Transcribe the entries that follow exactly as they appear, minus pictures.

* start Material for the task *

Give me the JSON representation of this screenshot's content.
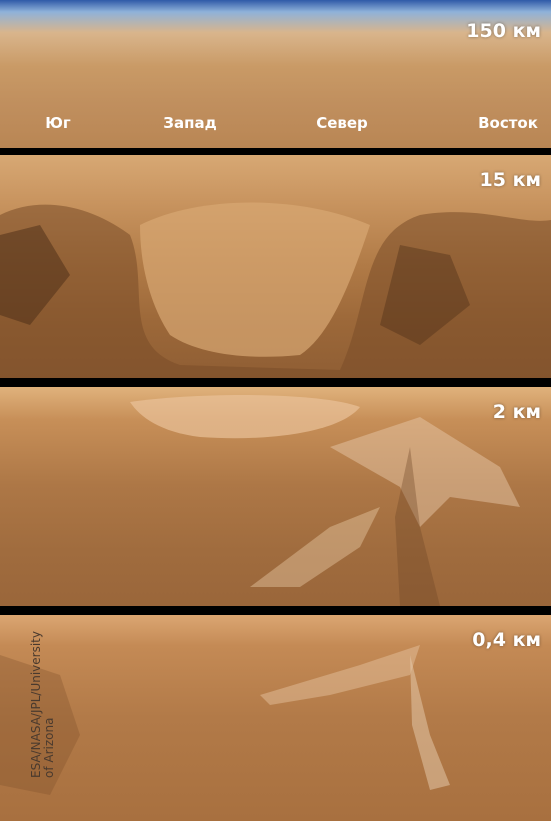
{
  "panels": [
    {
      "altitude": "150 км",
      "directions": [
        "Юг",
        "Запад",
        "Север",
        "Восток"
      ]
    },
    {
      "altitude": "15 км"
    },
    {
      "altitude": "2 км"
    },
    {
      "altitude": "0,4 км"
    }
  ],
  "credit": [
    "ESA/NASA/JPL/University",
    "of Arizona"
  ]
}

* end Material for the task *

→ Written response:
Give me the JSON representation of this screenshot's content.
{
  "panels": [
    {
      "altitude": "150 км",
      "directions": [
        "Юг",
        "Запад",
        "Север",
        "Восток"
      ]
    },
    {
      "altitude": "15 км"
    },
    {
      "altitude": "2 км"
    },
    {
      "altitude": "0,4 км"
    }
  ],
  "credit": [
    "ESA/NASA/JPL/University",
    "of Arizona"
  ]
}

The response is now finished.